**Extracted records**
____
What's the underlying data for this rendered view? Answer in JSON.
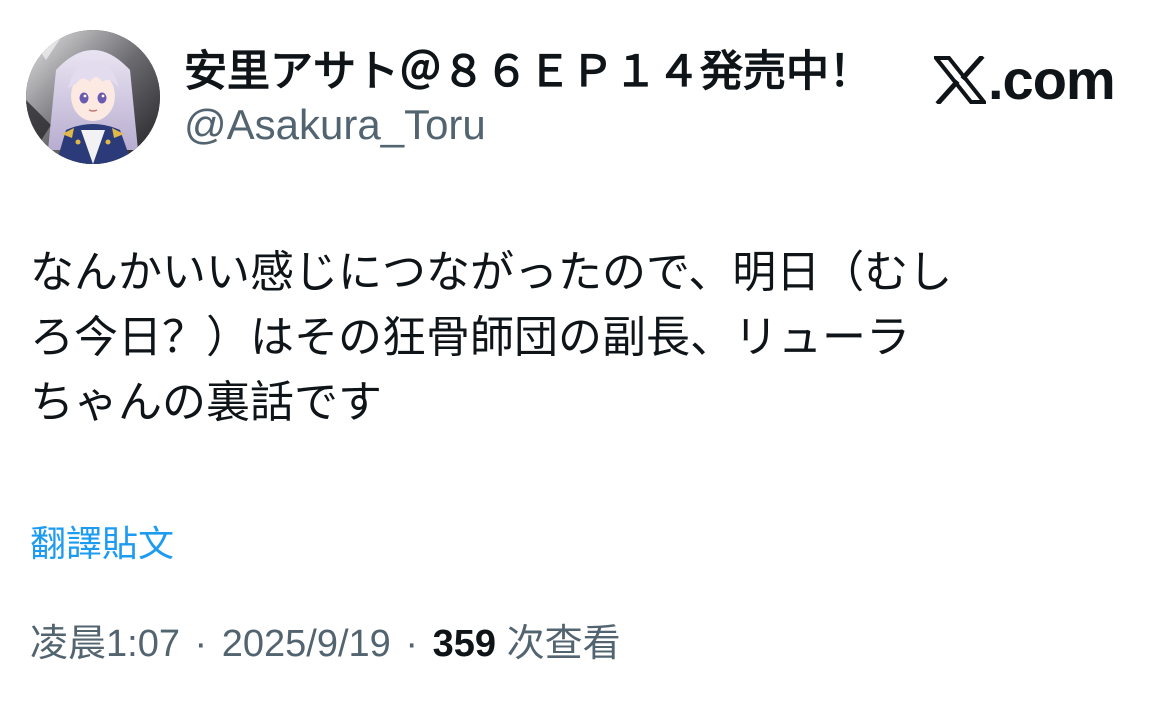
{
  "author": {
    "display_name": "安里アサト＠８６ＥＰ１４発売中！",
    "handle": "@Asakura_Toru",
    "avatar_icon": "avatar-anime-character-icon"
  },
  "brand": {
    "logo_icon": "x-logo-icon",
    "suffix": ".com"
  },
  "tweet": {
    "lines": [
      "なんかいい感じにつながったので、明日（むし",
      "ろ今日？）はその狂骨師団の副長、リューラ",
      "ちゃんの裏話です"
    ],
    "translate_label": "翻譯貼文"
  },
  "meta": {
    "time": "凌晨1:07",
    "separator": "·",
    "date": "2025/9/19",
    "views_count": "359",
    "views_label": "次查看"
  },
  "colors": {
    "link": "#1d9bf0",
    "secondary_text": "#536471",
    "primary_text": "#0f1419"
  }
}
____
**Task requirements**
Every record above should be transcribed exactly; the pictures stay out of the copy.

**Full solution**
What's the underlying data for this rendered view? Answer in JSON.
{
  "author": {
    "display_name": "安里アサト＠８６ＥＰ１４発売中！",
    "handle": "@Asakura_Toru",
    "avatar_icon": "avatar-anime-character-icon"
  },
  "brand": {
    "logo_icon": "x-logo-icon",
    "suffix": ".com"
  },
  "tweet": {
    "lines": [
      "なんかいい感じにつながったので、明日（むし",
      "ろ今日？）はその狂骨師団の副長、リューラ",
      "ちゃんの裏話です"
    ],
    "translate_label": "翻譯貼文"
  },
  "meta": {
    "time": "凌晨1:07",
    "separator": "·",
    "date": "2025/9/19",
    "views_count": "359",
    "views_label": "次查看"
  },
  "colors": {
    "link": "#1d9bf0",
    "secondary_text": "#536471",
    "primary_text": "#0f1419"
  }
}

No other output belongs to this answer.